-------- RECORD EXTRACTS --------
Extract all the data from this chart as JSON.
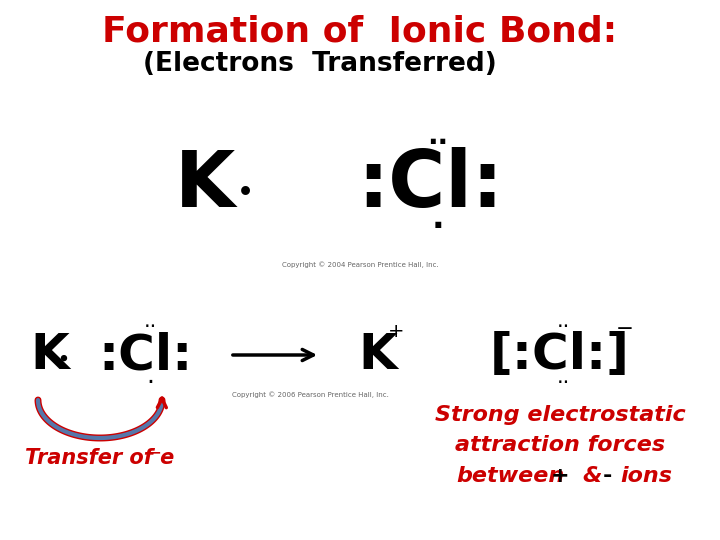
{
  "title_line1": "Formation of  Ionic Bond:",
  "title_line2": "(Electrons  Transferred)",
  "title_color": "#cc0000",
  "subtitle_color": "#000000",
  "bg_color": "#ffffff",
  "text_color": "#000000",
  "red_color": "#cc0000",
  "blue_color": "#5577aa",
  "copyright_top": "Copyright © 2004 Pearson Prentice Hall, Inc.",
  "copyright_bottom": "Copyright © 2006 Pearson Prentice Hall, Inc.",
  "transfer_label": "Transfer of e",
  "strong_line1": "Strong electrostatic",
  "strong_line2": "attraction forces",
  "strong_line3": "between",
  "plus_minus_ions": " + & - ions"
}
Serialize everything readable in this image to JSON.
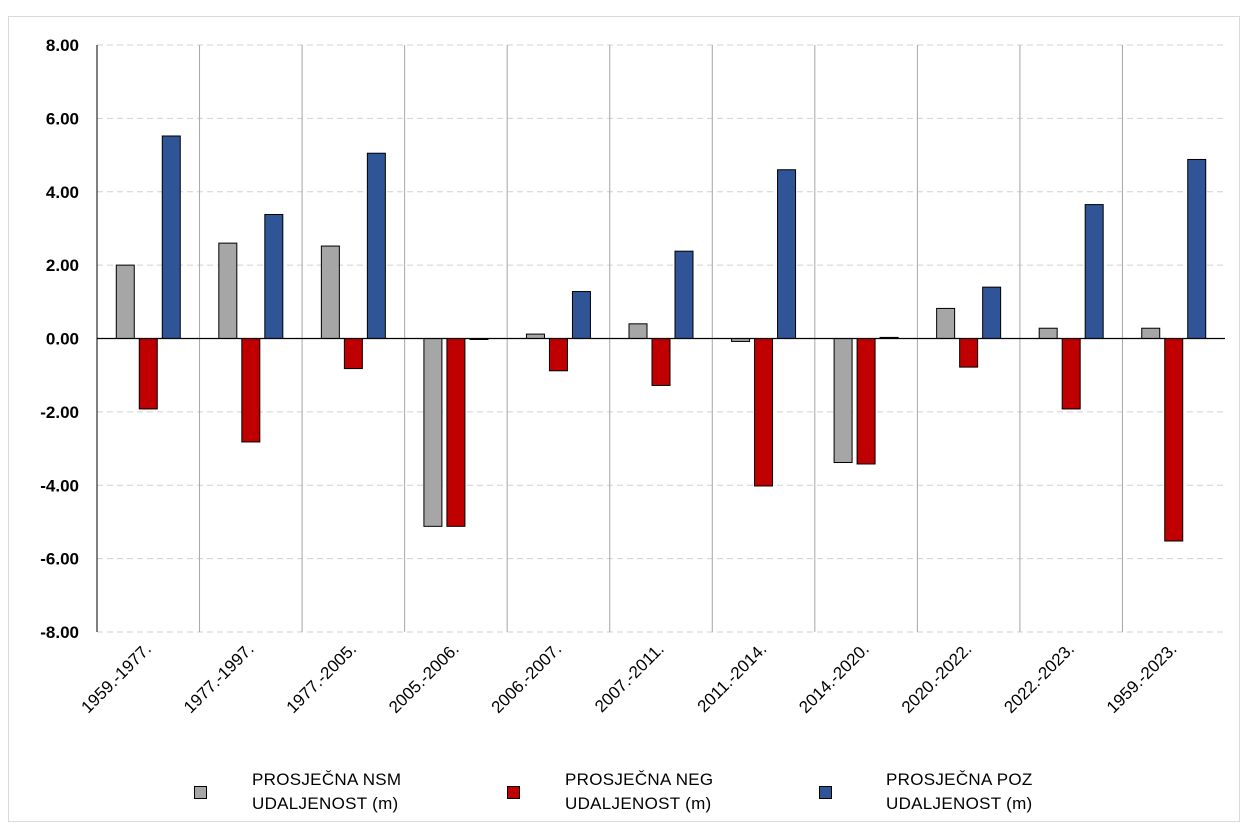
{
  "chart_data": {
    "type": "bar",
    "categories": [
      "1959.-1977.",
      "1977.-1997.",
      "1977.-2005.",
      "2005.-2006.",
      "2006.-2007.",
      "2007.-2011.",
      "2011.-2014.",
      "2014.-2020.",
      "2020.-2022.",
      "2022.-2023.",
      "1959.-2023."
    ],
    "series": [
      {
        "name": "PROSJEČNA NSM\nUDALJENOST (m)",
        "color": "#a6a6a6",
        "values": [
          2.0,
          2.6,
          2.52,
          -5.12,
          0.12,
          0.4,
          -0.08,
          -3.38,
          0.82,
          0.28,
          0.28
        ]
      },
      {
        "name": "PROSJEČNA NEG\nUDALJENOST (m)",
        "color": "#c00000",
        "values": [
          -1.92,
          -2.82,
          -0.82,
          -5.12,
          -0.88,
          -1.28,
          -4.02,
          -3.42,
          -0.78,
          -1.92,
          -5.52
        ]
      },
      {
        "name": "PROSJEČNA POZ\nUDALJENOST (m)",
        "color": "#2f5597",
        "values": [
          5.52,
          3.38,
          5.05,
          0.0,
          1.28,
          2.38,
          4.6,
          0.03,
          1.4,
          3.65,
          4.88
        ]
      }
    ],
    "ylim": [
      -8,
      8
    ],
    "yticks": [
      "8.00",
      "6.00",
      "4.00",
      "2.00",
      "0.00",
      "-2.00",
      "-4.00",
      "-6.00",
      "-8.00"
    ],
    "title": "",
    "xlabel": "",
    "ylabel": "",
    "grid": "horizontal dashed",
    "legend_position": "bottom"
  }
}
--------
-------- RECORD EXTRACTS --------
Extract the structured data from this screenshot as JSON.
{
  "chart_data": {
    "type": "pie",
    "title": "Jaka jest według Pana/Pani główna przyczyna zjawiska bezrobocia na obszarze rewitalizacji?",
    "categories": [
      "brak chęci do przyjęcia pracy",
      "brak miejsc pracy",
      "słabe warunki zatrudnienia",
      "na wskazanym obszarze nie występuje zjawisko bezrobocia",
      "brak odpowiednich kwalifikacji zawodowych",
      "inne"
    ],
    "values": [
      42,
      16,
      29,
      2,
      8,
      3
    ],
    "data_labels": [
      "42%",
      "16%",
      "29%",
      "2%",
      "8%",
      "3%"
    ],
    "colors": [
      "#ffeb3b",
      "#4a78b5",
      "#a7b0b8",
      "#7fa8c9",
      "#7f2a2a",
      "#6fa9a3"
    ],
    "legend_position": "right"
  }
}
--------
-------- RECORD EXTRACTS --------
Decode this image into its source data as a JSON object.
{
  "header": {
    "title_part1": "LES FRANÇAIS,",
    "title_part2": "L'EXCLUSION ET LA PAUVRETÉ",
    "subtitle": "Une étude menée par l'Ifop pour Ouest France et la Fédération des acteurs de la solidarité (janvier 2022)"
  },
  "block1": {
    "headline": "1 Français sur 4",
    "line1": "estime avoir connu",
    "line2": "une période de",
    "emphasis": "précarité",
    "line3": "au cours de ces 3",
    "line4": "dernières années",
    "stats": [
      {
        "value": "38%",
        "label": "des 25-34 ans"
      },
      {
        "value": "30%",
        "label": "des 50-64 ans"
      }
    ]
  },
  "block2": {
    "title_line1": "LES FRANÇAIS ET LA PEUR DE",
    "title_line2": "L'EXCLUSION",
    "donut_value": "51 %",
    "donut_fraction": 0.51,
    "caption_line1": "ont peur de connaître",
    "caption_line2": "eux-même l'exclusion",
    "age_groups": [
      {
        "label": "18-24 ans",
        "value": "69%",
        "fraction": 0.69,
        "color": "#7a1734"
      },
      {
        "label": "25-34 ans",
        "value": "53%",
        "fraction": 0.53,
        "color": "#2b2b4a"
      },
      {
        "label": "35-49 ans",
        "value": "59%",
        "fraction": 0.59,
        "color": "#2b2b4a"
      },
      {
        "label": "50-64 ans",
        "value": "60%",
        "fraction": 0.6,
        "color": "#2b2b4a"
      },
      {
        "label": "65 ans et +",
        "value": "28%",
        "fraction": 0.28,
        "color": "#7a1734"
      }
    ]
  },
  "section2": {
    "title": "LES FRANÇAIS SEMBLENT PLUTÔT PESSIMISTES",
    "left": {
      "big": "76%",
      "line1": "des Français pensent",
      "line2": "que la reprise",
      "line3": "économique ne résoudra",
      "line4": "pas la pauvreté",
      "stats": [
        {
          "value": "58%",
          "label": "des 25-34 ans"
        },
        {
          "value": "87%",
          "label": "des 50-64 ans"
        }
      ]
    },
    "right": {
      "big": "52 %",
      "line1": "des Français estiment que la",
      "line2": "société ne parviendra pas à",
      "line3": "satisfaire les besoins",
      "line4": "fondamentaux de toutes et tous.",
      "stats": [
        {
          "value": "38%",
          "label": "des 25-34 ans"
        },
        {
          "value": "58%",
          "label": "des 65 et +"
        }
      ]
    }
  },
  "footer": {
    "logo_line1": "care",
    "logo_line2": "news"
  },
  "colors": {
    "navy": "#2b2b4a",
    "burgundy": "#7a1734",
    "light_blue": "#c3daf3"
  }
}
--------
_WORK TO BE COMPLETED_. Work out how many lines of the data above contain the string "obszarze" and give the number alone.

_SOLUTION_. 2